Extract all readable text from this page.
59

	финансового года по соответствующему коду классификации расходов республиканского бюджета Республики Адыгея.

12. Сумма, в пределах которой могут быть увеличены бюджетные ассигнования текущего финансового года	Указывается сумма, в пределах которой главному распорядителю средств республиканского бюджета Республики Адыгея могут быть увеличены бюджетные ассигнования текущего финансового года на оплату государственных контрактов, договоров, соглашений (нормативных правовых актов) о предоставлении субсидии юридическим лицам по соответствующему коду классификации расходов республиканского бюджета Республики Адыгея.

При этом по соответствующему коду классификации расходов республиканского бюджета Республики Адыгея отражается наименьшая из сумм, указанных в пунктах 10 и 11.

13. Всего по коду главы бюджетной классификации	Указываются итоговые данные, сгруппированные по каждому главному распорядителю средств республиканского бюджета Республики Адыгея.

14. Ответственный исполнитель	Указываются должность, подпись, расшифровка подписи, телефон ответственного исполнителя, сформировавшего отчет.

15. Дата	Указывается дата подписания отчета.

===

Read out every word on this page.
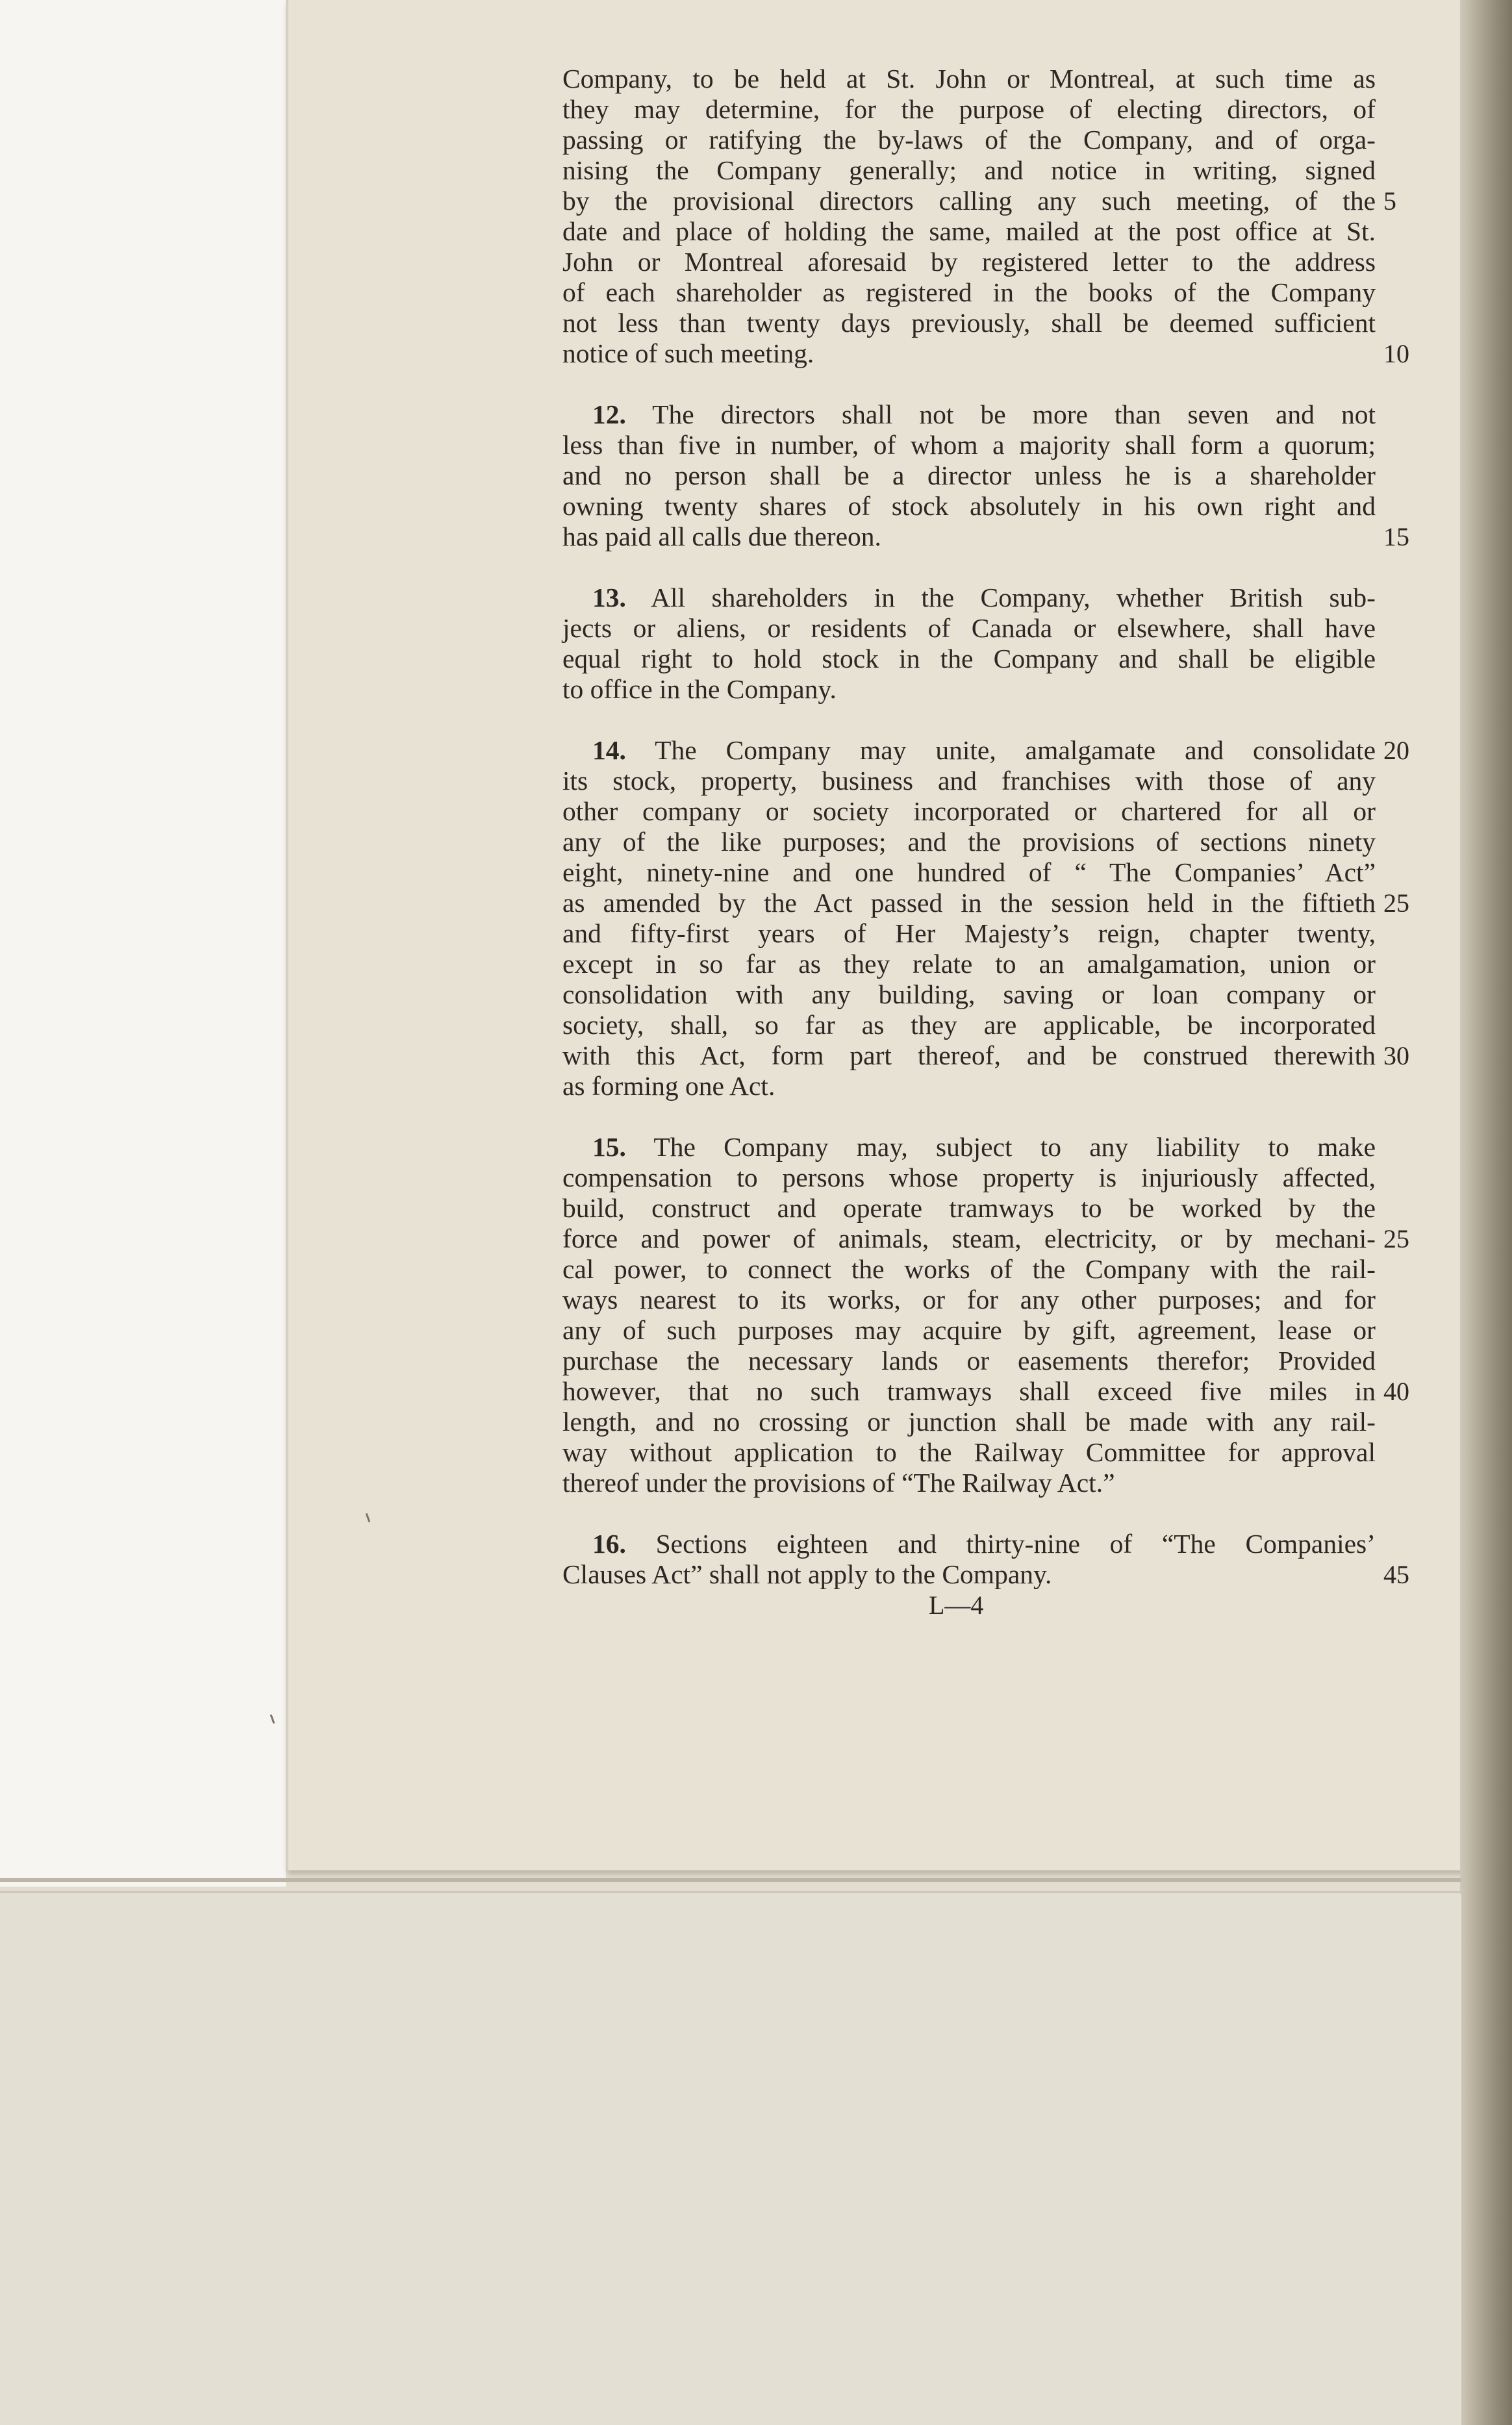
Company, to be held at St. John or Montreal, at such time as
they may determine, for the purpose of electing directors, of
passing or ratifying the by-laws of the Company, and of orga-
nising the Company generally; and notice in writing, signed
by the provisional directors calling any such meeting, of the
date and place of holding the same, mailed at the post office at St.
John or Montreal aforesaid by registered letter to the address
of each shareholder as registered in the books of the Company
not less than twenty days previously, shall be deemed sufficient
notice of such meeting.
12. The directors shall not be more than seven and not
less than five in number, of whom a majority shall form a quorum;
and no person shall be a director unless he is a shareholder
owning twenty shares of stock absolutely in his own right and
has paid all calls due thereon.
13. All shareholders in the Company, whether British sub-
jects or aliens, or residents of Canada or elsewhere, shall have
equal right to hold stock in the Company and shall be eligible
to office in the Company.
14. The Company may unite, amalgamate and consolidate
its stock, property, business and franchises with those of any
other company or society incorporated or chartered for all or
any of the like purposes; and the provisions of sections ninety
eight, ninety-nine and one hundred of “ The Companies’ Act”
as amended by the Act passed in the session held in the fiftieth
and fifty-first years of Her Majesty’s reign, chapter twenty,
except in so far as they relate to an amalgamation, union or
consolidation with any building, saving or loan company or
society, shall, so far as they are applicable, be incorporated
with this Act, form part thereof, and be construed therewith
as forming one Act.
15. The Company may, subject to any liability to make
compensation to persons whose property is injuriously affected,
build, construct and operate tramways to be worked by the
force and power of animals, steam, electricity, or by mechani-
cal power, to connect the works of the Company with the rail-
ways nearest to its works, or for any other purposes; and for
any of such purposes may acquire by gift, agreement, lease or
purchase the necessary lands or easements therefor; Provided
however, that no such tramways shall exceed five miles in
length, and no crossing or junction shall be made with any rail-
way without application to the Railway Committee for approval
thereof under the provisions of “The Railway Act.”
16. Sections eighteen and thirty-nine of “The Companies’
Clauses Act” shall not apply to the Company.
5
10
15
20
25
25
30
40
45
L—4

===

● To be done
Pull out all lines from the listing that contain the string "held".

● Completed task
Company, to be held at St. John or Montreal, at such time as
as amended by the Act passed in the session held in the fiftieth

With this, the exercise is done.